(Rows from a figure dataset)
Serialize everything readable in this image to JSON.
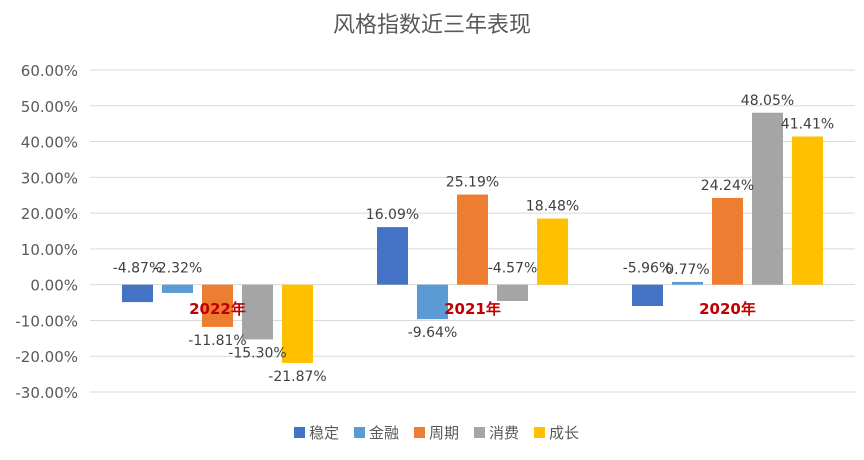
{
  "chart_data": {
    "type": "bar",
    "title": "风格指数近三年表现",
    "categories": [
      "2022年",
      "2021年",
      "2020年"
    ],
    "series": [
      {
        "name": "稳定",
        "color": "#4472C4",
        "values": [
          -4.87,
          16.09,
          -5.96
        ]
      },
      {
        "name": "金融",
        "color": "#5B9BD5",
        "values": [
          -2.32,
          -9.64,
          0.77
        ]
      },
      {
        "name": "周期",
        "color": "#ED7D31",
        "values": [
          -11.81,
          25.19,
          24.24
        ]
      },
      {
        "name": "消费",
        "color": "#A5A5A5",
        "values": [
          -15.3,
          -4.57,
          48.05
        ]
      },
      {
        "name": "成长",
        "color": "#FFC000",
        "values": [
          -21.87,
          18.48,
          41.41
        ]
      }
    ],
    "value_labels": [
      [
        "-4.87%",
        "16.09%",
        "-5.96%"
      ],
      [
        "-2.32%",
        "-9.64%",
        "0.77%"
      ],
      [
        "-11.81%",
        "25.19%",
        "24.24%"
      ],
      [
        "-15.30%",
        "-4.57%",
        "48.05%"
      ],
      [
        "-21.87%",
        "18.48%",
        "41.41%"
      ]
    ],
    "ylim": [
      -30,
      60
    ],
    "yticks": [
      -30,
      -20,
      -10,
      0,
      10,
      20,
      30,
      40,
      50,
      60
    ],
    "ytick_labels": [
      "-30.00%",
      "-20.00%",
      "-10.00%",
      "0.00%",
      "10.00%",
      "20.00%",
      "30.00%",
      "40.00%",
      "50.00%",
      "60.00%"
    ],
    "category_label_color": "#C00000",
    "grid": true,
    "legend": "bottom"
  }
}
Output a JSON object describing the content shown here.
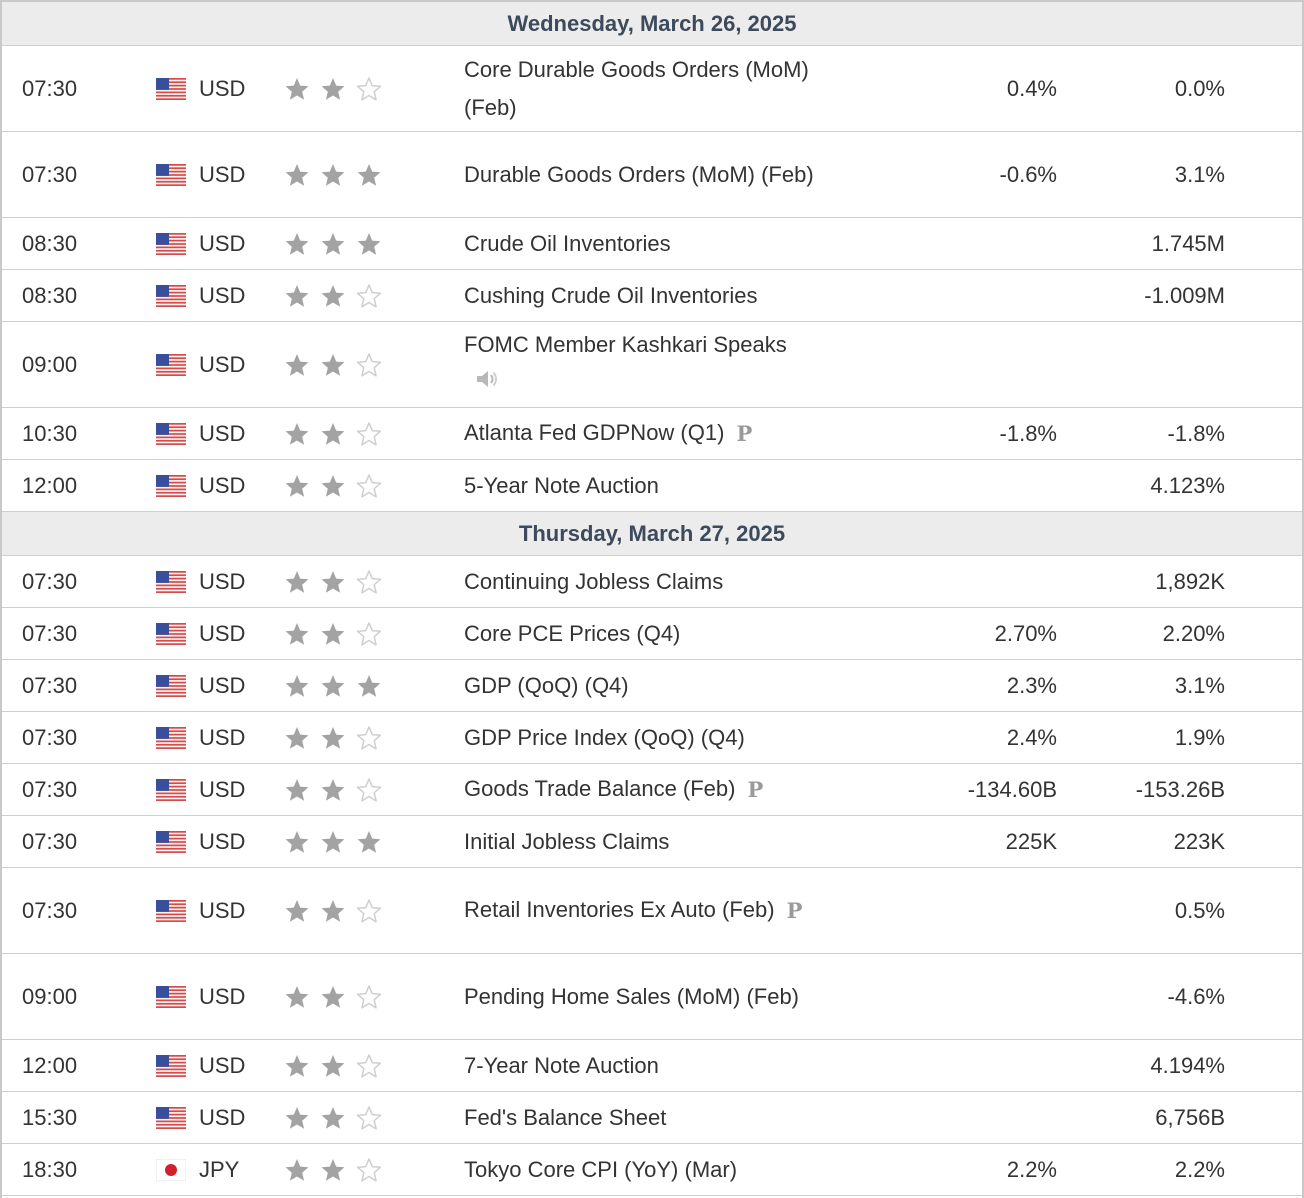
{
  "days": [
    {
      "date": "Wednesday, March 26, 2025",
      "events": [
        {
          "time": "07:30",
          "country": "us",
          "currency": "USD",
          "stars": 2,
          "name": "Core Durable Goods Orders (MoM) (Feb)",
          "value1": "0.4%",
          "value2": "0.0%",
          "tall": true
        },
        {
          "time": "07:30",
          "country": "us",
          "currency": "USD",
          "stars": 3,
          "name": "Durable Goods Orders (MoM) (Feb)",
          "value1": "-0.6%",
          "value2": "3.1%",
          "tall": true
        },
        {
          "time": "08:30",
          "country": "us",
          "currency": "USD",
          "stars": 3,
          "name": "Crude Oil Inventories",
          "value1": "",
          "value2": "1.745M"
        },
        {
          "time": "08:30",
          "country": "us",
          "currency": "USD",
          "stars": 2,
          "name": "Cushing Crude Oil Inventories",
          "value1": "",
          "value2": "-1.009M"
        },
        {
          "time": "09:00",
          "country": "us",
          "currency": "USD",
          "stars": 2,
          "name": "FOMC Member Kashkari Speaks",
          "value1": "",
          "value2": "",
          "speaker": true,
          "tall": true
        },
        {
          "time": "10:30",
          "country": "us",
          "currency": "USD",
          "stars": 2,
          "name": "Atlanta Fed GDPNow (Q1)",
          "value1": "-1.8%",
          "value2": "-1.8%",
          "prelim": "P"
        },
        {
          "time": "12:00",
          "country": "us",
          "currency": "USD",
          "stars": 2,
          "name": "5-Year Note Auction",
          "value1": "",
          "value2": "4.123%"
        }
      ]
    },
    {
      "date": "Thursday, March 27, 2025",
      "events": [
        {
          "time": "07:30",
          "country": "us",
          "currency": "USD",
          "stars": 2,
          "name": "Continuing Jobless Claims",
          "value1": "",
          "value2": "1,892K"
        },
        {
          "time": "07:30",
          "country": "us",
          "currency": "USD",
          "stars": 2,
          "name": "Core PCE Prices (Q4)",
          "value1": "2.70%",
          "value2": "2.20%"
        },
        {
          "time": "07:30",
          "country": "us",
          "currency": "USD",
          "stars": 3,
          "name": "GDP (QoQ) (Q4)",
          "value1": "2.3%",
          "value2": "3.1%"
        },
        {
          "time": "07:30",
          "country": "us",
          "currency": "USD",
          "stars": 2,
          "name": "GDP Price Index (QoQ) (Q4)",
          "value1": "2.4%",
          "value2": "1.9%"
        },
        {
          "time": "07:30",
          "country": "us",
          "currency": "USD",
          "stars": 2,
          "name": "Goods Trade Balance (Feb)",
          "value1": "-134.60B",
          "value2": "-153.26B",
          "prelim": "P"
        },
        {
          "time": "07:30",
          "country": "us",
          "currency": "USD",
          "stars": 3,
          "name": "Initial Jobless Claims",
          "value1": "225K",
          "value2": "223K"
        },
        {
          "time": "07:30",
          "country": "us",
          "currency": "USD",
          "stars": 2,
          "name": "Retail Inventories Ex Auto (Feb)",
          "value1": "",
          "value2": "0.5%",
          "prelim": "P",
          "tall": true
        },
        {
          "time": "09:00",
          "country": "us",
          "currency": "USD",
          "stars": 2,
          "name": "Pending Home Sales (MoM) (Feb)",
          "value1": "",
          "value2": "-4.6%",
          "tall": true
        },
        {
          "time": "12:00",
          "country": "us",
          "currency": "USD",
          "stars": 2,
          "name": "7-Year Note Auction",
          "value1": "",
          "value2": "4.194%"
        },
        {
          "time": "15:30",
          "country": "us",
          "currency": "USD",
          "stars": 2,
          "name": "Fed's Balance Sheet",
          "value1": "",
          "value2": "6,756B"
        },
        {
          "time": "18:30",
          "country": "jp",
          "currency": "JPY",
          "stars": 2,
          "name": "Tokyo Core CPI (YoY) (Mar)",
          "value1": "2.2%",
          "value2": "2.2%"
        }
      ]
    }
  ],
  "colors": {
    "star_filled": "#a3a3a3",
    "star_empty": "#cfcfcf",
    "header_bg": "#ececec",
    "header_text": "#3d4a5c",
    "row_border": "#cfcfcf"
  },
  "icons": {
    "flag_us": "us-flag-icon",
    "flag_jp": "jp-flag-icon",
    "star": "star-icon",
    "speaker": "speaker-icon"
  }
}
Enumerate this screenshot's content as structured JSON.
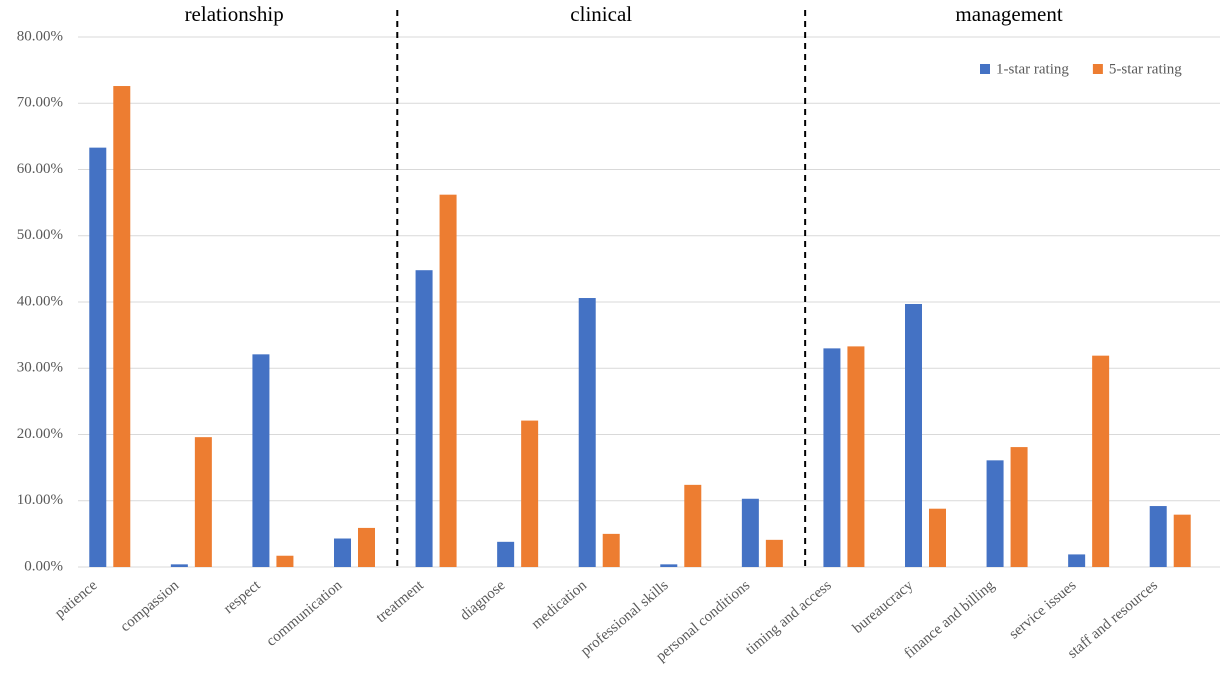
{
  "chart_data": {
    "type": "bar",
    "annotations": [
      "relationship",
      "clinical",
      "management"
    ],
    "categories": [
      "patience",
      "compassion",
      "respect",
      "communication",
      "treatment",
      "diagnose",
      "medication",
      "professional skills",
      "personal conditions",
      "timing and access",
      "bureaucracy",
      "finance and billing",
      "service issues",
      "staff and resources"
    ],
    "series": [
      {
        "name": "1-star rating",
        "color": "#4472c4",
        "values": [
          63.3,
          0.4,
          32.1,
          4.3,
          44.8,
          3.8,
          40.6,
          0.4,
          10.3,
          33.0,
          39.7,
          16.1,
          1.9,
          9.2
        ]
      },
      {
        "name": "5-star rating",
        "color": "#ed7d31",
        "values": [
          72.6,
          19.6,
          1.7,
          5.9,
          56.2,
          22.1,
          5.0,
          12.4,
          4.1,
          33.3,
          8.8,
          18.1,
          31.9,
          7.9
        ]
      }
    ],
    "ylim": [
      0,
      80
    ],
    "yticks": [
      {
        "value": 0,
        "label": "0.00%"
      },
      {
        "value": 10,
        "label": "10.00%"
      },
      {
        "value": 20,
        "label": "20.00%"
      },
      {
        "value": 30,
        "label": "30.00%"
      },
      {
        "value": 40,
        "label": "40.00%"
      },
      {
        "value": 50,
        "label": "50.00%"
      },
      {
        "value": 60,
        "label": "60.00%"
      },
      {
        "value": 70,
        "label": "70.00%"
      },
      {
        "value": 80,
        "label": "80.00%"
      }
    ],
    "grid": true,
    "legend": "top-right"
  }
}
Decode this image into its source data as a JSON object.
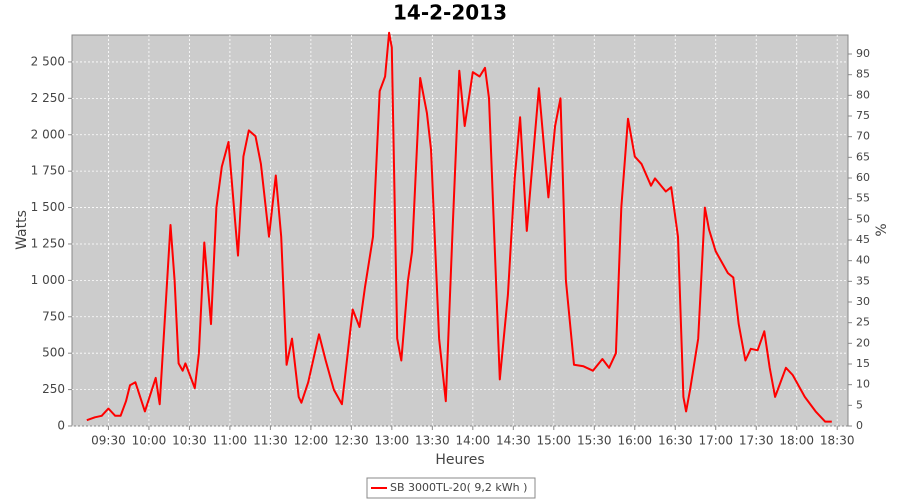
{
  "chart_data": {
    "type": "line",
    "title": "14-2-2013",
    "x_label": "Heures",
    "y_label": "Watts",
    "y2_label": "%",
    "x": [
      "09:14",
      "09:20",
      "09:25",
      "09:30",
      "09:35",
      "09:39",
      "09:43",
      "09:46",
      "09:50",
      "09:57",
      "10:05",
      "10:08",
      "10:16",
      "10:19",
      "10:22",
      "10:25",
      "10:27",
      "10:34",
      "10:37",
      "10:41",
      "10:46",
      "10:50",
      "10:54",
      "10:59",
      "11:06",
      "11:10",
      "11:14",
      "11:19",
      "11:23",
      "11:29",
      "11:34",
      "11:38",
      "11:42",
      "11:46",
      "11:51",
      "11:53",
      "11:58",
      "12:06",
      "12:11",
      "12:17",
      "12:23",
      "12:31",
      "12:36",
      "12:40",
      "12:46",
      "12:51",
      "12:55",
      "12:58",
      "13:00",
      "13:04",
      "13:07",
      "13:12",
      "13:15",
      "13:21",
      "13:26",
      "13:29",
      "13:35",
      "13:40",
      "13:45",
      "13:50",
      "13:54",
      "14:00",
      "14:05",
      "14:09",
      "14:12",
      "14:20",
      "14:26",
      "14:31",
      "14:35",
      "14:40",
      "14:46",
      "14:49",
      "14:56",
      "15:01",
      "15:05",
      "15:09",
      "15:15",
      "15:22",
      "15:29",
      "15:36",
      "15:41",
      "15:46",
      "15:50",
      "15:55",
      "16:00",
      "16:05",
      "16:12",
      "16:15",
      "16:23",
      "16:27",
      "16:32",
      "16:36",
      "16:38",
      "16:41",
      "16:47",
      "16:52",
      "16:55",
      "17:00",
      "17:09",
      "17:13",
      "17:17",
      "17:22",
      "17:26",
      "17:31",
      "17:36",
      "17:40",
      "17:44",
      "17:52",
      "17:57",
      "18:06",
      "18:14",
      "18:21",
      "18:26"
    ],
    "series": [
      {
        "name": "SB 3000TL-20( 9,2 kWh )",
        "color": "#ff0000",
        "values": [
          40,
          60,
          70,
          120,
          70,
          70,
          170,
          280,
          300,
          100,
          330,
          150,
          1380,
          1000,
          430,
          380,
          430,
          260,
          500,
          1260,
          700,
          1500,
          1780,
          1950,
          1170,
          1850,
          2030,
          1990,
          1800,
          1300,
          1720,
          1300,
          420,
          600,
          200,
          160,
          300,
          630,
          450,
          250,
          150,
          800,
          680,
          950,
          1300,
          2300,
          2400,
          2700,
          2600,
          600,
          450,
          1000,
          1200,
          2390,
          2150,
          1900,
          600,
          170,
          1350,
          2440,
          2060,
          2430,
          2400,
          2460,
          2250,
          320,
          900,
          1700,
          2120,
          1340,
          2000,
          2320,
          1570,
          2060,
          2250,
          1000,
          420,
          410,
          380,
          460,
          400,
          500,
          1500,
          2110,
          1850,
          1800,
          1650,
          1700,
          1610,
          1640,
          1300,
          200,
          100,
          250,
          600,
          1500,
          1350,
          1200,
          1050,
          1020,
          700,
          450,
          530,
          520,
          650,
          400,
          200,
          400,
          350,
          200,
          100,
          30,
          30
        ]
      }
    ],
    "xlim": [
      "09:03",
      "18:38"
    ],
    "xticks": [
      "09:30",
      "10:00",
      "10:30",
      "11:00",
      "11:30",
      "12:00",
      "12:30",
      "13:00",
      "13:30",
      "14:00",
      "14:30",
      "15:00",
      "15:30",
      "16:00",
      "16:30",
      "17:00",
      "17:30",
      "18:00",
      "18:30"
    ],
    "ylim": [
      0,
      2685
    ],
    "yticks": [
      0,
      250,
      500,
      750,
      {
        "value": 1000,
        "label": "1 000"
      },
      {
        "value": 1250,
        "label": "1 250"
      },
      {
        "value": 1500,
        "label": "1 500"
      },
      {
        "value": 1750,
        "label": "1 750"
      },
      {
        "value": 2000,
        "label": "2 000"
      },
      {
        "value": 2250,
        "label": "2 250"
      },
      {
        "value": 2500,
        "label": "2 500"
      }
    ],
    "y2lim": [
      0,
      94.6
    ],
    "y2ticks": [
      0,
      5,
      10,
      15,
      20,
      25,
      30,
      35,
      40,
      45,
      50,
      55,
      60,
      65,
      70,
      75,
      80,
      85,
      90
    ],
    "grid": true,
    "background": "#cccccc"
  }
}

PROBLEM REQUIREMENTS =
Gather all lines where the word "cfcfcf" appears.

COMPLETED EXERCISE =
    "star_empty": "#cfcfcf",
    "row_border": "#cfcfcf"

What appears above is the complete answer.